Repeat the entries that follow verbatim, without any of their pictures.
--------------------------------------------------
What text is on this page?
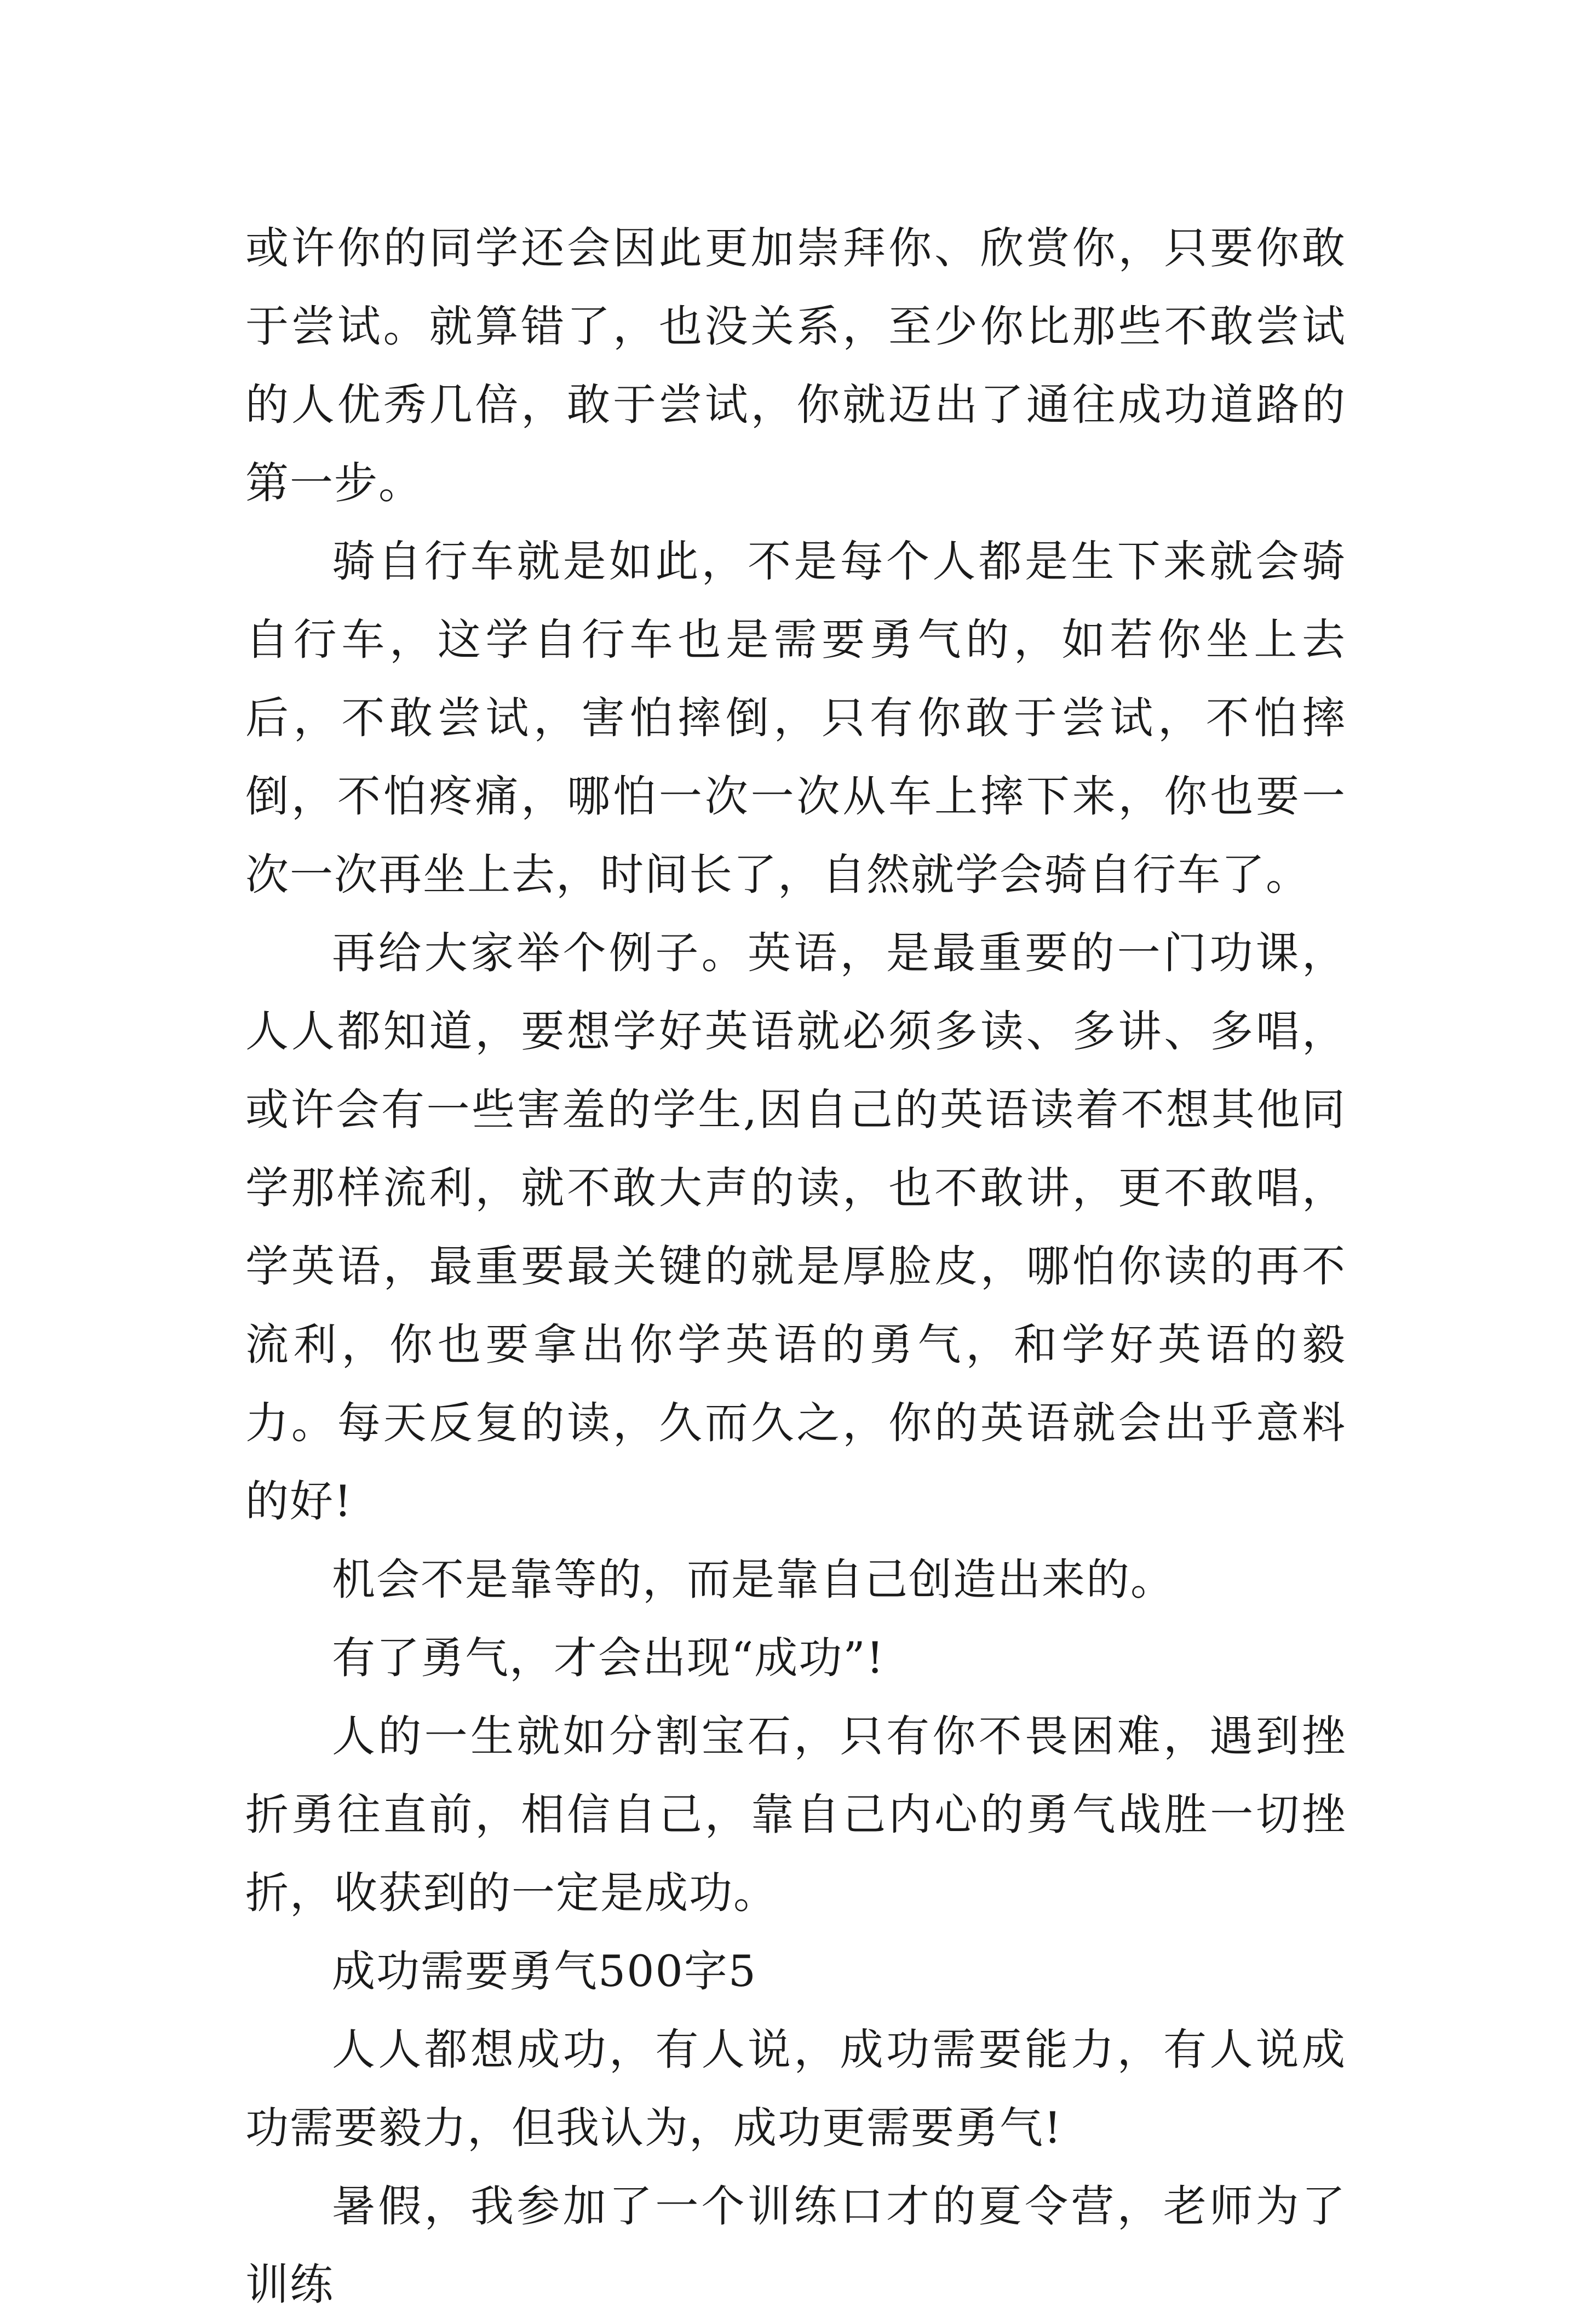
或许你的同学还会因此更加崇拜你、欣赏你，只要你敢于尝试。就算错了，也没关系，至少你比那些不敢尝试的人优秀几倍，敢于尝试，你就迈出了通往成功道路的第一步。

骑自行车就是如此，不是每个人都是生下来就会骑自行车，这学自行车也是需要勇气的，如若你坐上去后，不敢尝试，害怕摔倒，只有你敢于尝试，不怕摔倒，不怕疼痛，哪怕一次一次从车上摔下来，你也要一次一次再坐上去，时间长了，自然就学会骑自行车了。

再给大家举个例子。英语，是最重要的一门功课，人人都知道，要想学好英语就必须多读、多讲、多唱，或许会有一些害羞的学生,因自己的英语读着不想其他同学那样流利，就不敢大声的读，也不敢讲，更不敢唱，学英语，最重要最关键的就是厚脸皮，哪怕你读的再不流利，你也要拿出你学英语的勇气，和学好英语的毅力。每天反复的读，久而久之，你的英语就会出乎意料的好!

机会不是靠等的，而是靠自己创造出来的。

有了勇气，才会出现“成功”!

人的一生就如分割宝石，只有你不畏困难，遇到挫折勇往直前，相信自己，靠自己内心的勇气战胜一切挫折，收获到的一定是成功。

成功需要勇气500字5

人人都想成功，有人说，成功需要能力，有人说成功需要毅力，但我认为，成功更需要勇气!

暑假，我参加了一个训练口才的夏令营，老师为了训练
--------------------------------------------------
→ **Complete answer**:
What text is on this page?
或许你的同学还会因此更加崇拜你、欣赏你，只要你敢于尝试。就算错了，也没关系，至少你比那些不敢尝试的人优秀几倍，敢于尝试，你就迈出了通往成功道路的第一步。

骑自行车就是如此，不是每个人都是生下来就会骑自行车，这学自行车也是需要勇气的，如若你坐上去后，不敢尝试，害怕摔倒，只有你敢于尝试，不怕摔倒，不怕疼痛，哪怕一次一次从车上摔下来，你也要一次一次再坐上去，时间长了，自然就学会骑自行车了。

再给大家举个例子。英语，是最重要的一门功课，人人都知道，要想学好英语就必须多读、多讲、多唱，或许会有一些害羞的学生,因自己的英语读着不想其他同学那样流利，就不敢大声的读，也不敢讲，更不敢唱，学英语，最重要最关键的就是厚脸皮，哪怕你读的再不流利，你也要拿出你学英语的勇气，和学好英语的毅力。每天反复的读，久而久之，你的英语就会出乎意料的好!

机会不是靠等的，而是靠自己创造出来的。

有了勇气，才会出现“成功”!

人的一生就如分割宝石，只有你不畏困难，遇到挫折勇往直前，相信自己，靠自己内心的勇气战胜一切挫折，收获到的一定是成功。

成功需要勇气500字5

人人都想成功，有人说，成功需要能力，有人说成功需要毅力，但我认为，成功更需要勇气!

暑假，我参加了一个训练口才的夏令营，老师为了训练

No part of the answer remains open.